* start Supplied material *

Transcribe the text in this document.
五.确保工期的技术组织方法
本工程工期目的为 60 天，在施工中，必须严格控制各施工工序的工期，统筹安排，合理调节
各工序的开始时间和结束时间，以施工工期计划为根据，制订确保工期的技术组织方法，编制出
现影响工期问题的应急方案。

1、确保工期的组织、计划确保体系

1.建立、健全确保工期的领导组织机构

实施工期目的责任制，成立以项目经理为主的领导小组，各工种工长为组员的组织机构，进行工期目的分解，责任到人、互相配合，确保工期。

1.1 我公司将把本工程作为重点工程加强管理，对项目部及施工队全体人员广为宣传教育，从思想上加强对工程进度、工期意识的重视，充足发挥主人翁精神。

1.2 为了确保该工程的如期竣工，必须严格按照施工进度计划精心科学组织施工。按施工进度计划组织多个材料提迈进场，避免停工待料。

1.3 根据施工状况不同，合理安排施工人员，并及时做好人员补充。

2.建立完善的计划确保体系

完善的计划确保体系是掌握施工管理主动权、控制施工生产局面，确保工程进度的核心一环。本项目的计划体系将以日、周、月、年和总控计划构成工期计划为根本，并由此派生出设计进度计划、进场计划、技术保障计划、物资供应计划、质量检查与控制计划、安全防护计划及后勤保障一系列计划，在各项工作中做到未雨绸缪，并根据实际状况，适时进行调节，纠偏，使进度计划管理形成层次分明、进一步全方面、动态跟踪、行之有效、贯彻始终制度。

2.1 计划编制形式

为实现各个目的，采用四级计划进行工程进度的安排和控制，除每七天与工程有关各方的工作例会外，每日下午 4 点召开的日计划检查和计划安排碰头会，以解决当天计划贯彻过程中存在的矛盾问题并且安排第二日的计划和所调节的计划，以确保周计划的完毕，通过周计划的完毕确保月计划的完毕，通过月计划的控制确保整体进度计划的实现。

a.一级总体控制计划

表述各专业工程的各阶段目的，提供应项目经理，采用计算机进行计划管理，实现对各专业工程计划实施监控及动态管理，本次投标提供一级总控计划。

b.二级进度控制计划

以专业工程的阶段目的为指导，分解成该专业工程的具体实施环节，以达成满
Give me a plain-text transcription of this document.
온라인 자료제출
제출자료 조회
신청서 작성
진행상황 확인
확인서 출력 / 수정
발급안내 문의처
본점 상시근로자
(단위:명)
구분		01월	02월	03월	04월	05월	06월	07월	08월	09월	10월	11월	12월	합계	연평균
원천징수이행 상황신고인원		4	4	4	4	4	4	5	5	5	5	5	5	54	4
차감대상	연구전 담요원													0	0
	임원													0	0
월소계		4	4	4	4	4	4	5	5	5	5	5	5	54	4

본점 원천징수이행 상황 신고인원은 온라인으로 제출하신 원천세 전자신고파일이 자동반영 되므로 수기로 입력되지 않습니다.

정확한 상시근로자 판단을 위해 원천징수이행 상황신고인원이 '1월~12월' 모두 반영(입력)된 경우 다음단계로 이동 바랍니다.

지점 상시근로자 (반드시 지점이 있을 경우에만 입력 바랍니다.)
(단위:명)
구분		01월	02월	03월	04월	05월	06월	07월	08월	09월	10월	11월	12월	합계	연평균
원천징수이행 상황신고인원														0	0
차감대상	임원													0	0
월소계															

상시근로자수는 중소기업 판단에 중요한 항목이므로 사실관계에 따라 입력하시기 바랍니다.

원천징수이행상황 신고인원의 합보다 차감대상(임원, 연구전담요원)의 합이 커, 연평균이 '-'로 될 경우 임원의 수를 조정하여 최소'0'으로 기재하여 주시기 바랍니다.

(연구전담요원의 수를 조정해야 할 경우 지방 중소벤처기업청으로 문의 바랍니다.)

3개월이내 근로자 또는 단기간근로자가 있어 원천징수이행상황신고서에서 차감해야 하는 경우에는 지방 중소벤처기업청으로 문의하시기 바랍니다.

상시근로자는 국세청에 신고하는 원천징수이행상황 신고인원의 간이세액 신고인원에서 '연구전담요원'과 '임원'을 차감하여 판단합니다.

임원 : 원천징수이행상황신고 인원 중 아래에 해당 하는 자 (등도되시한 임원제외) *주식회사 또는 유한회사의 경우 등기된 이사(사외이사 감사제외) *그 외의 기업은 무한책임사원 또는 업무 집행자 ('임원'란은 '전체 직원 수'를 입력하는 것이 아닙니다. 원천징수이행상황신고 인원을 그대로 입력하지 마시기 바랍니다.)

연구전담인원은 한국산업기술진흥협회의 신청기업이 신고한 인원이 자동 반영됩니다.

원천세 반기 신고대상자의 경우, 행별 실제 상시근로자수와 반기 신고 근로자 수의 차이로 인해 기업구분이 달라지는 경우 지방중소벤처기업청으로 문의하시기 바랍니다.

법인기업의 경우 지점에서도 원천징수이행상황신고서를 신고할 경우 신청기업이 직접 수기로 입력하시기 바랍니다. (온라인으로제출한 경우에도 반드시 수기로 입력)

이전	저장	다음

* end Supplied material *

Count every line above that holds the word "신청기업이", and state the number and nothing more.

(Response to this exercise): 2